* [GIVEN DATA]
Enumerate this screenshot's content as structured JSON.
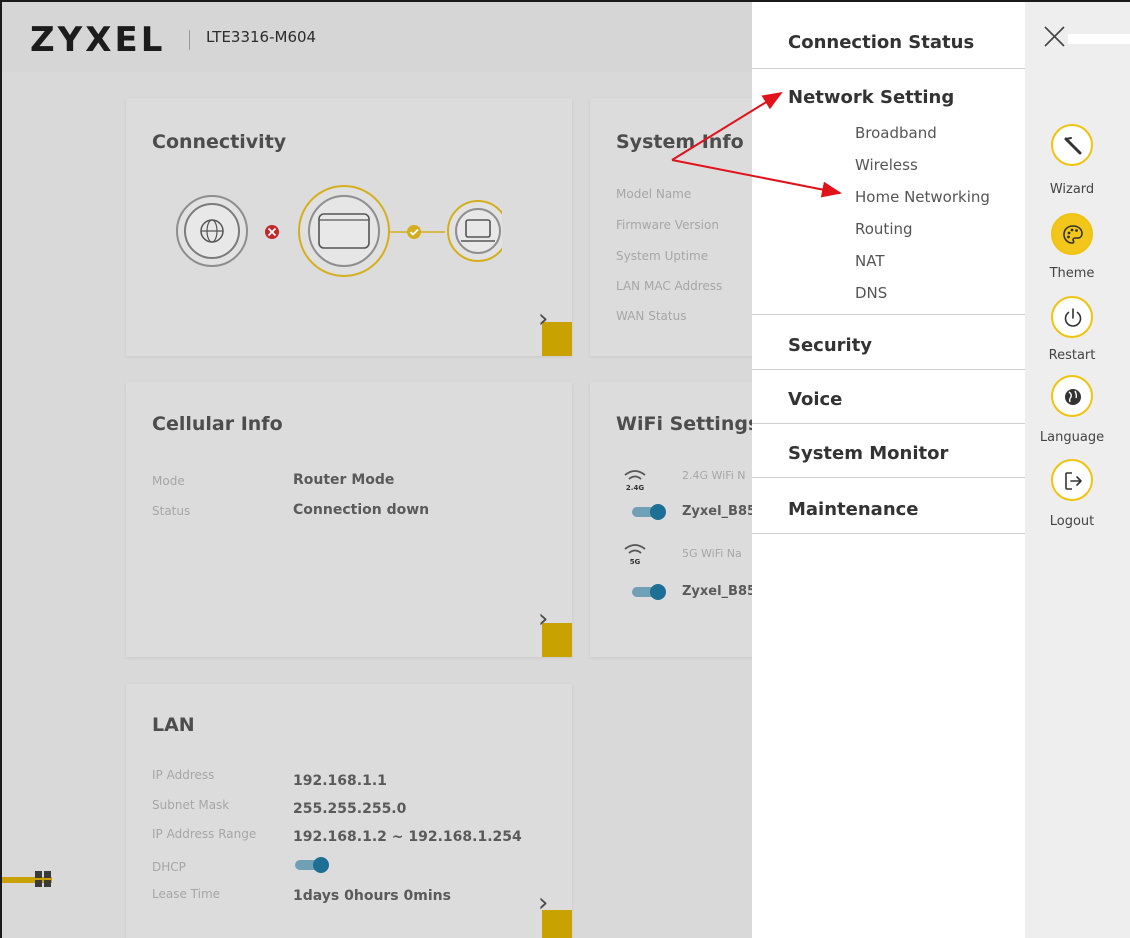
{
  "header": {
    "brand": "ZYXEL",
    "model": "LTE3316-M604"
  },
  "cards": {
    "connectivity": {
      "title": "Connectivity"
    },
    "system_info": {
      "title": "System Info",
      "labels": [
        "Model Name",
        "Firmware Version",
        "System Uptime",
        "LAN MAC Address",
        "WAN Status"
      ]
    },
    "cellular": {
      "title": "Cellular Info",
      "rows": [
        {
          "label": "Mode",
          "value": "Router Mode"
        },
        {
          "label": "Status",
          "value": "Connection down"
        }
      ]
    },
    "wifi": {
      "title": "WiFi Settings",
      "bands": [
        {
          "badge": "2.4G",
          "label": "2.4G WiFi N",
          "ssid": "Zyxel_B85"
        },
        {
          "badge": "5G",
          "label": "5G WiFi Na",
          "ssid": "Zyxel_B85"
        }
      ]
    },
    "lan": {
      "title": "LAN",
      "rows": [
        {
          "label": "IP Address",
          "value": "192.168.1.1"
        },
        {
          "label": "Subnet Mask",
          "value": "255.255.255.0"
        },
        {
          "label": "IP Address Range",
          "value": "192.168.1.2 ~ 192.168.1.254"
        },
        {
          "label": "DHCP",
          "value": ""
        },
        {
          "label": "Lease Time",
          "value": "1days 0hours 0mins"
        }
      ]
    }
  },
  "menu": {
    "connection_status": "Connection Status",
    "network_setting": "Network Setting",
    "network_items": [
      "Broadband",
      "Wireless",
      "Home Networking",
      "Routing",
      "NAT",
      "DNS"
    ],
    "security": "Security",
    "voice": "Voice",
    "system_monitor": "System Monitor",
    "maintenance": "Maintenance"
  },
  "rail": {
    "wizard": "Wizard",
    "theme": "Theme",
    "restart": "Restart",
    "language": "Language",
    "logout": "Logout"
  },
  "colors": {
    "accent": "#f3c61b",
    "annotation_arrow": "#e0121a",
    "dim_bg": "#d9d9d9"
  }
}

* [REQUIREMENTS]
From the entries above, output every line exactly and omit any image.

* [FINISHED EXERCISE]
Enumerate this screenshot's content as structured JSON.
{
  "header": {
    "brand": "ZYXEL",
    "model": "LTE3316-M604"
  },
  "cards": {
    "connectivity": {
      "title": "Connectivity"
    },
    "system_info": {
      "title": "System Info",
      "labels": [
        "Model Name",
        "Firmware Version",
        "System Uptime",
        "LAN MAC Address",
        "WAN Status"
      ]
    },
    "cellular": {
      "title": "Cellular Info",
      "rows": [
        {
          "label": "Mode",
          "value": "Router Mode"
        },
        {
          "label": "Status",
          "value": "Connection down"
        }
      ]
    },
    "wifi": {
      "title": "WiFi Settings",
      "bands": [
        {
          "badge": "2.4G",
          "label": "2.4G WiFi N",
          "ssid": "Zyxel_B85"
        },
        {
          "badge": "5G",
          "label": "5G WiFi Na",
          "ssid": "Zyxel_B85"
        }
      ]
    },
    "lan": {
      "title": "LAN",
      "rows": [
        {
          "label": "IP Address",
          "value": "192.168.1.1"
        },
        {
          "label": "Subnet Mask",
          "value": "255.255.255.0"
        },
        {
          "label": "IP Address Range",
          "value": "192.168.1.2 ~ 192.168.1.254"
        },
        {
          "label": "DHCP",
          "value": ""
        },
        {
          "label": "Lease Time",
          "value": "1days 0hours 0mins"
        }
      ]
    }
  },
  "menu": {
    "connection_status": "Connection Status",
    "network_setting": "Network Setting",
    "network_items": [
      "Broadband",
      "Wireless",
      "Home Networking",
      "Routing",
      "NAT",
      "DNS"
    ],
    "security": "Security",
    "voice": "Voice",
    "system_monitor": "System Monitor",
    "maintenance": "Maintenance"
  },
  "rail": {
    "wizard": "Wizard",
    "theme": "Theme",
    "restart": "Restart",
    "language": "Language",
    "logout": "Logout"
  },
  "colors": {
    "accent": "#f3c61b",
    "annotation_arrow": "#e0121a",
    "dim_bg": "#d9d9d9"
  }
}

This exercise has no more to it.